LaRod Stephens-Howling (born April 26, 1987) is a former American football running back and kickoff returner. He was drafted by the Arizona Cardinals in the seventh round of the 2009 NFL Draft. He played college football at Pittsburgh. He was also a member of the Pittsburgh Steelers. Stephens-Howling now serves as the running backs coach for Robert Morris Colonials football.

Early years
Stephens-Howling is a native of Johnstown, Pennsylvania. He attended Greater Johnstown High School, where he competed in football, baseball, wrestling, and track.

College career
Stephens-Howling played college football for the University of Pittsburgh Panthers. He was the starter for the Panthers before being replaced by future NFL Pro Bowl running back LeSean McCoy in 2007.

=======

=== WORK INSTRUCTIONS ===
• 1. Could you rewrite the Stephens-Howling biography from "Early years" up to and including "McCoy in 2007.", swapping "track" for "track and field"?
• 2. Can you carry the Stephens-Howling biography forward from its final sentence?
These lines have no connection to the Stephens-Howling biography.

[A block of data]
=======

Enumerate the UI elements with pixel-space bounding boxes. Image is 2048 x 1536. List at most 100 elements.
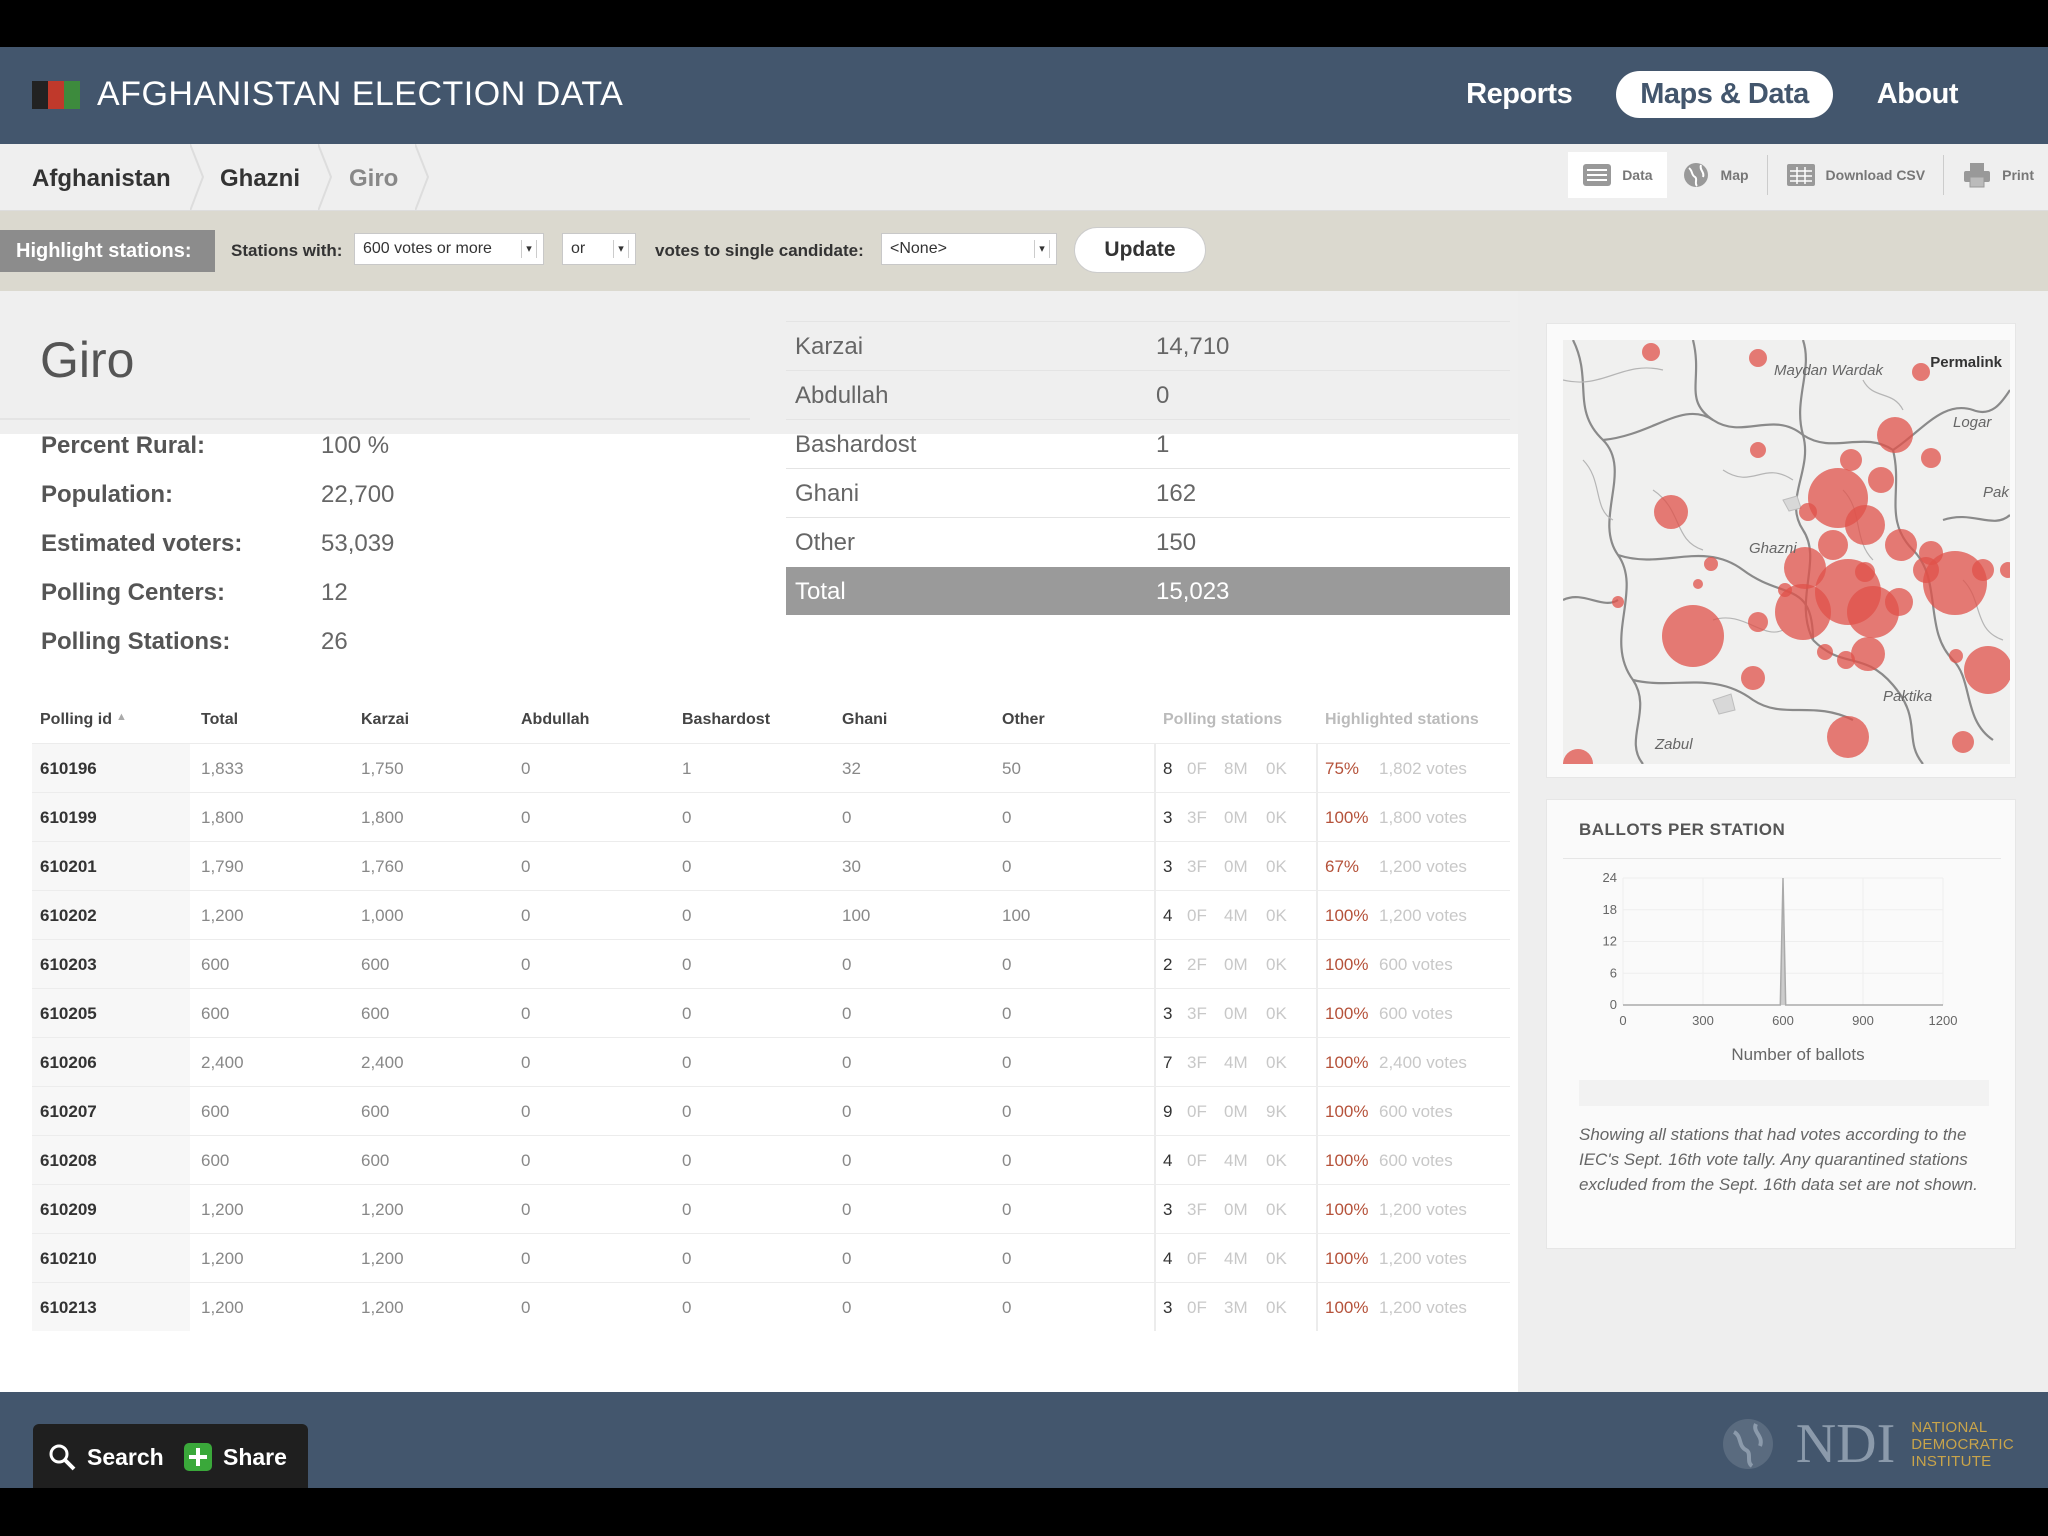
nav-reports[interactable]: Reports: [1466, 78, 1573, 110]
polling-center-marker[interactable]: [1799, 503, 1817, 521]
map-view-button[interactable]: Map: [1667, 152, 1763, 198]
polling-center-marker[interactable]: [1837, 651, 1855, 669]
candidate-select[interactable]: <None> ▾: [881, 233, 1057, 265]
polling-center-marker[interactable]: [1851, 637, 1885, 671]
polling-center-marker[interactable]: [1913, 557, 1939, 583]
polling-center-marker[interactable]: [1693, 579, 1703, 589]
table-row[interactable]: 610202 1,200 1,000 0 0 100 100 4 0F 4M 0K 100% 1,200…: [32, 890, 1510, 939]
candidate-votes: 1: [1156, 431, 1170, 458]
map-label-pak: Pak: [1983, 484, 2009, 501]
polling-center-marker[interactable]: [1827, 716, 1869, 758]
print-button[interactable]: Print: [1948, 152, 2048, 198]
cell-id[interactable]: 610199: [40, 808, 97, 827]
col-ghani[interactable]: Ghani: [842, 711, 888, 728]
polling-center-marker[interactable]: [1921, 448, 1941, 468]
polling-center-marker[interactable]: [1840, 449, 1862, 471]
polling-center-marker[interactable]: [1923, 551, 1987, 615]
polling-center-marker[interactable]: [1784, 547, 1826, 589]
col-highlighted-stations[interactable]: Highlighted stations: [1325, 711, 1479, 728]
table-row[interactable]: 610203 600 600 0 0 0 0 2 2F 0M 0K 100% 600 votes: [32, 939, 1510, 988]
table-row[interactable]: 610199 1,800 1,800 0 0 0 0 3 3F 0M 0K 100% 1,800 vot…: [32, 792, 1510, 841]
polling-center-marker[interactable]: [1778, 583, 1792, 597]
votes-threshold-select[interactable]: 600 votes or more ▾: [354, 233, 544, 265]
table-row[interactable]: 610206 2,400 2,400 0 0 0 0 7 3F 4M 0K 100% 2,400 vot…: [32, 1037, 1510, 1086]
polling-center-marker[interactable]: [1845, 505, 1885, 545]
search-button[interactable]: Search: [47, 1442, 164, 1472]
share-button[interactable]: Share: [183, 1442, 287, 1472]
cell-other: 0: [1002, 808, 1012, 827]
table-row[interactable]: 610205 600 600 0 0 0 0 3 3F 0M 0K 100% 600 votes: [32, 988, 1510, 1037]
cell-ghani: 0: [842, 1200, 852, 1219]
col-total[interactable]: Total: [201, 711, 239, 728]
polling-center-marker[interactable]: [1868, 467, 1894, 493]
cell-id[interactable]: 610196: [40, 759, 97, 778]
table-row[interactable]: 610208 600 600 0 0 0 0 4 0F 4M 0K 100% 600 votes: [32, 1135, 1510, 1184]
permalink-link[interactable]: Permalink: [1930, 354, 2002, 371]
col-bashardost[interactable]: Bashardost: [682, 711, 771, 728]
cell-id[interactable]: 610210: [40, 1249, 97, 1268]
cell-id[interactable]: 610205: [40, 1004, 97, 1023]
polling-center-marker[interactable]: [1964, 646, 2010, 694]
polling-center-marker[interactable]: [1885, 529, 1917, 561]
ndi-logo[interactable]: NDI NATIONAL DEMOCRATIC INSTITUTE: [1716, 1412, 2014, 1476]
polling-center-marker[interactable]: [1741, 666, 1765, 690]
nav-about[interactable]: About: [1876, 78, 1959, 110]
polling-center-marker[interactable]: [1662, 605, 1724, 667]
col-polling-stations[interactable]: Polling stations: [1163, 711, 1283, 728]
polling-center-marker[interactable]: [2000, 562, 2010, 578]
breadcrumb-afghanistan[interactable]: Afghanistan: [32, 165, 171, 192]
table-row[interactable]: 610209 1,200 1,200 0 0 0 0 3 3F 0M 0K 100% 1,200 vot…: [32, 1184, 1510, 1233]
col-other[interactable]: Other: [1002, 711, 1045, 728]
polling-center-marker[interactable]: [1885, 588, 1913, 616]
polling-center-marker[interactable]: [1775, 584, 1831, 640]
download-csv-button[interactable]: Download CSV: [1772, 152, 1940, 198]
polling-center-marker[interactable]: [1642, 343, 1660, 361]
cell-id[interactable]: 610201: [40, 857, 97, 876]
table-row[interactable]: 610196 1,833 1,750 0 1 32 50 8 0F 8M 0K 75% 1,802 vo…: [32, 743, 1510, 792]
table-row[interactable]: 610207 600 600 0 0 0 0 9 0F 0M 9K 100% 600 votes: [32, 1086, 1510, 1135]
cell-id[interactable]: 610213: [40, 1298, 97, 1317]
col-karzai[interactable]: Karzai: [361, 711, 410, 728]
table-row[interactable]: 610210 1,200 1,200 0 0 0 0 4 0F 4M 0K 100% 1,200 vot…: [32, 1233, 1510, 1282]
polling-center-marker[interactable]: [1818, 530, 1848, 560]
update-button[interactable]: Update: [1074, 227, 1206, 273]
cell-abdullah: 0: [521, 1102, 531, 1121]
polling-center-marker[interactable]: [1949, 649, 1963, 663]
polling-center-marker[interactable]: [1817, 644, 1833, 660]
polling-center-marker[interactable]: [1952, 731, 1974, 753]
chart-scrollbar[interactable]: [1579, 1080, 1989, 1106]
nav-maps-data[interactable]: Maps & Data: [1616, 71, 1833, 118]
cell-pct: 100%: [1325, 955, 1369, 974]
col-polling-id[interactable]: Polling id: [40, 711, 112, 728]
polling-center-marker[interactable]: [1748, 612, 1768, 632]
data-view-button[interactable]: Data: [1568, 152, 1667, 198]
cell-id[interactable]: 610209: [40, 1200, 97, 1219]
chart-x-tick-label: 1200: [1929, 1013, 1958, 1028]
polling-center-marker[interactable]: [1563, 749, 1593, 764]
polling-center-marker[interactable]: [1877, 417, 1913, 453]
cell-id[interactable]: 610208: [40, 1151, 97, 1170]
polling-center-marker[interactable]: [1612, 596, 1624, 608]
polling-center-marker[interactable]: [1654, 495, 1688, 529]
cell-id[interactable]: 610207: [40, 1102, 97, 1121]
site-title[interactable]: AFGHANISTAN ELECTION DATA: [97, 75, 624, 113]
cell-bashardost: 0: [682, 1053, 692, 1072]
polling-center-marker[interactable]: [1704, 557, 1718, 571]
cell-id[interactable]: 610206: [40, 1053, 97, 1072]
breadcrumb-ghazni[interactable]: Ghazni: [220, 165, 301, 192]
polling-center-marker[interactable]: [1972, 559, 1994, 581]
connector-select[interactable]: or ▾: [562, 233, 636, 265]
candidate-name: Karzai: [795, 333, 864, 360]
cell-ghani: 30: [842, 857, 861, 876]
table-row[interactable]: 610201 1,790 1,760 0 0 30 0 3 3F 0M 0K 67% 1,200 vot…: [32, 841, 1510, 890]
table-row[interactable]: 610213 1,200 1,200 0 0 0 0 3 0F 3M 0K 100% 1,200 vot…: [32, 1282, 1510, 1331]
cell-id[interactable]: 610202: [40, 906, 97, 925]
candidate-name: Other: [795, 529, 856, 556]
col-abdullah[interactable]: Abdullah: [521, 711, 590, 728]
cell-hvotes: 1,200 votes: [1379, 857, 1467, 876]
polling-center-marker[interactable]: [1750, 442, 1766, 458]
polling-center-marker[interactable]: [1749, 349, 1767, 367]
polling-center-marker[interactable]: [1912, 363, 1930, 381]
cell-id[interactable]: 610203: [40, 955, 97, 974]
district-map[interactable]: Maydan Wardak Logar Pak Ghazni Paktika Z…: [1563, 340, 2010, 764]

=======

=== SOLVED PROBLEMS ===
• 1.
Early years
Stephens-Howling is a native of Johnstown, Pennsylvania. He attended Greater Johnstown High School, where he competed in football, baseball, wrestling, and track and field.

College career
Stephens-Howling played college football for the University of Pittsburgh Panthers. He was the starter for the Panthers before being replaced by future NFL Pro Bowl running back LeSean McCoy in 2007.

• 2.
Professional career

Arizona Cardinals
Stephens-Howling was drafted by the Arizona Cardinals in the seventh round of the 2009 NFL Draft with the 240th overall pick. In addition to playing running back, Stephens-Howling returned kickoffs for the team. On November 1, 2009, Stephens-Howling recorded his first NFL touchdown on a 14-yard reception from quarterback Kurt Warner against the Carolina Panthers. On November 29, 2009, Stephens-Howling returned a Rob Bironas kickoff 99 yards for a touchdown against the Tennessee Titans. On September 26, 2010, Stephens-Howling returned the opening kickoff 102 yards for a touchdown against the Oakland Raiders. On October 31, 2010, he scored his first rushing touchdown after bouncing out near the sidelines and running 30 yards against the Tampa Bay Buccaneers. On December 4, 2011, Stephens-Howling scored the game-winning touchdown in overtime against the Dallas Cowboys on a 52-yard reception from Kevin Kolb. He became a restricted free agent following the 2011 season, but was re-signed by the Cardinals on April 16, 2012.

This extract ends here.